→ **Task objective**:
Retype each record shown below, leaving every character as it is.

→ **Data to process**:
****************

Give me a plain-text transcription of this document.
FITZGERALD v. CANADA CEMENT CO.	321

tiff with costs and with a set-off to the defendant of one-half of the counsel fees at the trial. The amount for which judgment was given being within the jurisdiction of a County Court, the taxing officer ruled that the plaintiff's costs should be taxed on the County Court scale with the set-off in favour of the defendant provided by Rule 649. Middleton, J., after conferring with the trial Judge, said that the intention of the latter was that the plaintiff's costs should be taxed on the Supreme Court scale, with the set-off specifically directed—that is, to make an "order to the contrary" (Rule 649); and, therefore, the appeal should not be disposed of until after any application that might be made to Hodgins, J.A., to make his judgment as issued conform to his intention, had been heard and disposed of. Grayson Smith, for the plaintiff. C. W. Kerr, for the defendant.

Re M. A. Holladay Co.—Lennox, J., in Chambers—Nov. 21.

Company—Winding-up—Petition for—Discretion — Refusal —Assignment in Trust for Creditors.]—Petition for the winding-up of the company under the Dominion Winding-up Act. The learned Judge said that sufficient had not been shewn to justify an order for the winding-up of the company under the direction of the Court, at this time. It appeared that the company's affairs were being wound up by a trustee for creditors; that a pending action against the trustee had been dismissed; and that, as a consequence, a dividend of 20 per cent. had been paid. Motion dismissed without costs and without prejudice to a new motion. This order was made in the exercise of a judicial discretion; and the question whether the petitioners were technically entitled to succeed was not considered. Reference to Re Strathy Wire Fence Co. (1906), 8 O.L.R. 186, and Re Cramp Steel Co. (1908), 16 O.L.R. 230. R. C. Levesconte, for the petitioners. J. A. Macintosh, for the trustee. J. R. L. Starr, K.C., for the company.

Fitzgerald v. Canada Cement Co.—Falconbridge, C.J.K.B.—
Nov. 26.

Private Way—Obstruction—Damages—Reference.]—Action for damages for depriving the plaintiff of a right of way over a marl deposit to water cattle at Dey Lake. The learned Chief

****************

→ **Output of the exercise**:
Give me a plain-text transcription of this document.
FITZGERALD v. CANADA CEMENT CO.	321

tiff with costs and with a set-off to the defendant of one-half of the counsel fees at the trial. The amount for which judgment was given being within the jurisdiction of a County Court, the taxing officer ruled that the plaintiff's costs should be taxed on the County Court scale with the set-off in favour of the defendant provided by Rule 649. Middleton, J., after conferring with the trial Judge, said that the intention of the latter was that the plaintiff's costs should be taxed on the Supreme Court scale, with the set-off specifically directed—that is, to make an "order to the contrary" (Rule 649); and, therefore, the appeal should not be disposed of until after any application that might be made to Hodgins, J.A., to make his judgment as issued conform to his intention, had been heard and disposed of. Grayson Smith, for the plaintiff. C. W. Kerr, for the defendant.

Re M. A. Holladay Co.—Lennox, J., in Chambers—Nov. 21.

Company—Winding-up—Petition for—Discretion — Refusal —Assignment in Trust for Creditors.]—Petition for the winding-up of the company under the Dominion Winding-up Act. The learned Judge said that sufficient had not been shewn to justify an order for the winding-up of the company under the direction of the Court, at this time. It appeared that the company's affairs were being wound up by a trustee for creditors; that a pending action against the trustee had been dismissed; and that, as a consequence, a dividend of 20 per cent. had been paid. Motion dismissed without costs and without prejudice to a new motion. This order was made in the exercise of a judicial discretion; and the question whether the petitioners were technically entitled to succeed was not considered. Reference to Re Strathy Wire Fence Co. (1906), 8 O.L.R. 186, and Re Cramp Steel Co. (1908), 16 O.L.R. 230. R. C. Levesconte, for the petitioners. J. A. Macintosh, for the trustee. J. R. L. Starr, K.C., for the company.

Fitzgerald v. Canada Cement Co.—Falconbridge, C.J.K.B.—
Nov. 26.

Private Way—Obstruction—Damages—Reference.]—Action for damages for depriving the plaintiff of a right of way over a marl deposit to water cattle at Dey Lake. The learned Chief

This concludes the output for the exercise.